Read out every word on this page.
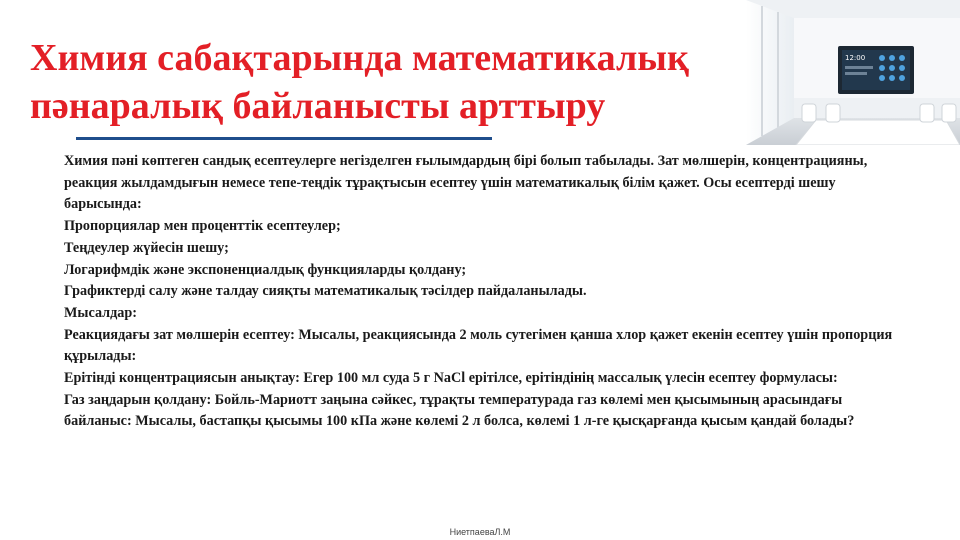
Химия сабақтарында математикалық
пәнаралық байланысты арттыру
12:00

Химия пәні көптеген сандық есептеулерге негізделген ғылымдардың бірі болып табылады. Зат мөлшерін, концентрацияны, реакция жылдамдығын немесе тепе-теңдік тұрақтысын есептеу үшін математикалық білім қажет. Осы есептерді шешу барысында:

Пропорциялар мен проценттік есептеулер;

Теңдеулер жүйесін шешу;

Логарифмдік және экспоненциалдық функцияларды қолдану;

Графиктерді салу және талдау сияқты математикалық тәсілдер пайдаланылады.

Мысалдар:

Реакциядағы зат мөлшерін есептеу: Мысалы, реакциясында 2 моль сутегімен қанша хлор қажет екенін есептеу үшін пропорция құрылады:

Ерітінді концентрациясын анықтау: Егер 100 мл суда 5 г NaCl ерітілсе, ерітіндінің массалық үлесін есептеу формуласы:

Газ заңдарын қолдану: Бойль-Мариотт заңына сәйкес, тұрақты температурада газ көлемі мен қысымының арасындағы байланыс: Мысалы, бастапқы қысымы 100 кПа және көлемі 2 л болса, көлемі 1 л-ге қысқарғанда қысым қандай болады?

НиетпаеваЛ.М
=-=-=-=-=
To be done: Which lines contain "шешу"? Show each of them.

Problem solution:
Химия пәні көптеген сандық есептеулерге негізделген ғылымдардың бірі болып табылады. Зат мөлшерін, концентрацияны, реакция жылдамдығын немесе тепе-теңдік тұрақтысын есептеу үшін математикалық білім қажет. Осы есептерді шешу барысында:
Теңдеулер жүйесін шешу;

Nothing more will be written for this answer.